Restate the entries word for word, omitting nothing.

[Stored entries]
————————
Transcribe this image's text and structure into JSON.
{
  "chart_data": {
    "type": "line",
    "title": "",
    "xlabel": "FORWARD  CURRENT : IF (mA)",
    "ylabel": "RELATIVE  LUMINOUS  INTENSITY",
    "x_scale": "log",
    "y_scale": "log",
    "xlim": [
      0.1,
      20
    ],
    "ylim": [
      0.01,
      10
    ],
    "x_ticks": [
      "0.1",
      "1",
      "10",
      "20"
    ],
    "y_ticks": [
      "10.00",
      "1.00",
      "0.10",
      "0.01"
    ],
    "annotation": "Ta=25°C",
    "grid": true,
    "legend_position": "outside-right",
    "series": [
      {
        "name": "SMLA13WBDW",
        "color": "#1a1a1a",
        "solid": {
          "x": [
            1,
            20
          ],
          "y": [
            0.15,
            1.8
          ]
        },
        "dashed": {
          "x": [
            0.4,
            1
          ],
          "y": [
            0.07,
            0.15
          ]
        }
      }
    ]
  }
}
————————
■ Finished answer:
Transcribe this image's text and structure into JSON.
{
  "chart_data": {
    "type": "line",
    "title": "",
    "xlabel": "FORWARD  CURRENT : IF (mA)",
    "ylabel": "RELATIVE  LUMINOUS  INTENSITY",
    "x_scale": "log",
    "y_scale": "log",
    "xlim": [
      0.1,
      20
    ],
    "ylim": [
      0.01,
      10
    ],
    "x_ticks": [
      "0.1",
      "1",
      "10",
      "20"
    ],
    "y_ticks": [
      "10.00",
      "1.00",
      "0.10",
      "0.01"
    ],
    "annotation": "Ta=25°C",
    "grid": true,
    "legend_position": "outside-right",
    "series": [
      {
        "name": "SMLA13WBDW",
        "color": "#1a1a1a",
        "solid": {
          "x": [
            1,
            20
          ],
          "y": [
            0.15,
            1.8
          ]
        },
        "dashed": {
          "x": [
            0.4,
            1
          ],
          "y": [
            0.07,
            0.15
          ]
        }
      }
    ]
  }
}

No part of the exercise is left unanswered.